= What is asked =
Look through the data below and count each line where the word "text" appears. Reply with the count alone.

Begin

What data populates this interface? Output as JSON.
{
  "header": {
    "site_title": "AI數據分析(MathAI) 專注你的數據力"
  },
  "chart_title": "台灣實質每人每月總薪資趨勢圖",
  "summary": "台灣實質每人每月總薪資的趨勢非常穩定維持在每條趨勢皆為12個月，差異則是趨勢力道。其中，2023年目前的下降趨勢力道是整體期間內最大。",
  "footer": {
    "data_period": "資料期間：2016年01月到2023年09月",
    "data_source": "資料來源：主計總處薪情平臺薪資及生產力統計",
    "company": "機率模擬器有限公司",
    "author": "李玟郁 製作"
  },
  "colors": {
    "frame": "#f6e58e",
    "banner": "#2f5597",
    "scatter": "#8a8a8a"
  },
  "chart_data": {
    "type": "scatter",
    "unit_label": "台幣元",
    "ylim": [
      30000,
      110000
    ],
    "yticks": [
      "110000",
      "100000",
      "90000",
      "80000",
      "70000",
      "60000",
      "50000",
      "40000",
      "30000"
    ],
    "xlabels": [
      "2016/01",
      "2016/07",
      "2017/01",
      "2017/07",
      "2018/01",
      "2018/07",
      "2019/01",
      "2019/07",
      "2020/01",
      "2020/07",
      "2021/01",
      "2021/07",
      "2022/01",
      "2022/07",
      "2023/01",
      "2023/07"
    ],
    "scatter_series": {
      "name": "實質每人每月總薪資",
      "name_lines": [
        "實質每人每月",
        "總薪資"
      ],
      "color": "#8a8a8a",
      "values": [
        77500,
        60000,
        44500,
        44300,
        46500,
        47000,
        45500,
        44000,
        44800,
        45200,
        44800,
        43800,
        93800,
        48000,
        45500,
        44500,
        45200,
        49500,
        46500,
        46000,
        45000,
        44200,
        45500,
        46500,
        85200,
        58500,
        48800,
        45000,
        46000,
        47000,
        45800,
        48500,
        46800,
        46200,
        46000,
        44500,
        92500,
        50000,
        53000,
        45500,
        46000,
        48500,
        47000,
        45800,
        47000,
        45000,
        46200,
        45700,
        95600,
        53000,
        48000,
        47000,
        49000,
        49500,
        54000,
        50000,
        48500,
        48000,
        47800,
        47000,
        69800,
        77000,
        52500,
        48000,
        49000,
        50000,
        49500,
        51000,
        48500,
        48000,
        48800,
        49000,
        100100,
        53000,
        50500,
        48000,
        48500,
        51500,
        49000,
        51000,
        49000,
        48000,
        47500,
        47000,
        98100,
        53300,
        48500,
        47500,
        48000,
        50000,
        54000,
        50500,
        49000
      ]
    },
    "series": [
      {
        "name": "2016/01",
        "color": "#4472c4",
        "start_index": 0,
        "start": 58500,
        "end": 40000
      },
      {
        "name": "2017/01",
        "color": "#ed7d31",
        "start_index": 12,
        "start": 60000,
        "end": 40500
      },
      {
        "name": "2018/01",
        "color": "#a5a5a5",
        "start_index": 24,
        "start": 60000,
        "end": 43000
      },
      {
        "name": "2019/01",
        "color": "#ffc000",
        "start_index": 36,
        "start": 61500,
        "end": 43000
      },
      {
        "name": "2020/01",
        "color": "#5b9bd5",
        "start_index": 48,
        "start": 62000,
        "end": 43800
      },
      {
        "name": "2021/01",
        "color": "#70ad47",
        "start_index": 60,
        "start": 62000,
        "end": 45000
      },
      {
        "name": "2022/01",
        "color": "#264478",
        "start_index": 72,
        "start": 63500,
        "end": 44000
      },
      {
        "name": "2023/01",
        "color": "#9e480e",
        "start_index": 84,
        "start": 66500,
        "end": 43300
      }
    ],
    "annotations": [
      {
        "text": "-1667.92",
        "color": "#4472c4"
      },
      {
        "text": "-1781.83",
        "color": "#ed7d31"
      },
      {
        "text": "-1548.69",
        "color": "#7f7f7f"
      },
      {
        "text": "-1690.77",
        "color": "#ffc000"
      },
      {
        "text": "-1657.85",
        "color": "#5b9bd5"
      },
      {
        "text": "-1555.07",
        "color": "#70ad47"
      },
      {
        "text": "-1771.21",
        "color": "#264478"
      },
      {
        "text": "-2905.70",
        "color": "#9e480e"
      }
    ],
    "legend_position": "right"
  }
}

End

= Result of this task =
8